■ Exercises to complete:
**a.** In the Raspberry Pi motion-logging post, name every variable that the setup function of button.sh assigns a value to.
**b.** Reproduce word for word the part of the Raspberry Pi motion-logging post starting with "Thursday, 06 September" and going on through "is called Fritzing.".

■ Passage:
--*--

Logging motion with the Raspberry Pi

Thursday, 06 September 2012

Since purchasing the Pi Cobbler Breakout Kit I wanted to digitally plan out the project before connecting a single wire. There seems to be a lot of choice for circuit design software (open source even), but the one I chose is called Fritzing.

Fritzing on OS X

After I began to download it, I found out that Adafruit has a library of parts that they update for this very software. I realize it isn’t an enormous leap from lighting an LED with a Raspberry Pi to controlling a PIR sensor, but the amount of fun I’ve been having with the ecosystem surrounding this device (and devices like it, whether single-board microcontrollers or single-board computers) compels me to announce my findings. Even the more minutely incremental.

A Raspberry Pi that logs motion it detects:

While viewing using Fritzing, you can see where positive and negative flow throughout the circuit, move wires around, add more parts, etc. I didn’t connect the breakout kit to the Raspberry Pi in software as I was unsure of how to represent a twenty-six pin ribbon cable, but the rest is there.

Currently, the button turning on the motion detector, and the motion detector doing the logging runs the following scripts below. To install, test and build on, copy/paste them into two files placed in the same directory, then run button.sh. From there, motion.sh is called when pressing the button and stopped when pressing it again. As you can see, I tried to model the scripts similar to the way the Arduino programming language has a setup and loop function.

There’s obvious room for improvement. Play a sound when detecting motion. Log to a Google spreadsheet. You get the idea.

source for button.sh

#!/usr/bin/env bash

function setup {
  button=0 #sda0 pin where the button is connected
  state=0 #the initialized state value of the pir sensor
  oldstate=0 #the initialized old state value of the pir sensor
  val=0 #the initialized pin value
  oldval=0 #the initialized old pin value
}

function loop {
  while true; do
    val=`gpio -g read $button`
    if [[ $val -eq 1 && $oldval -eq 0 ]]; then
      state=$((1-$state))

--*--

■ Data block:

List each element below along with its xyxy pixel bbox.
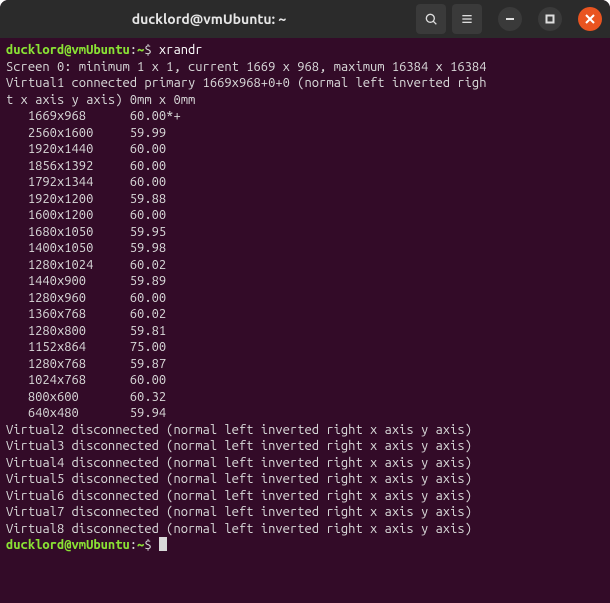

--*--

■ Solutions to the exercise:
**a.** button, state, oldstate, val, oldval

**b.**
Thursday, 06 September 2012

Since purchasing the Pi Cobbler Breakout Kit I wanted to digitally plan out the project before connecting a single wire. There seems to be a lot of choice for circuit design software (open source even), but the one I chose is called Fritzing.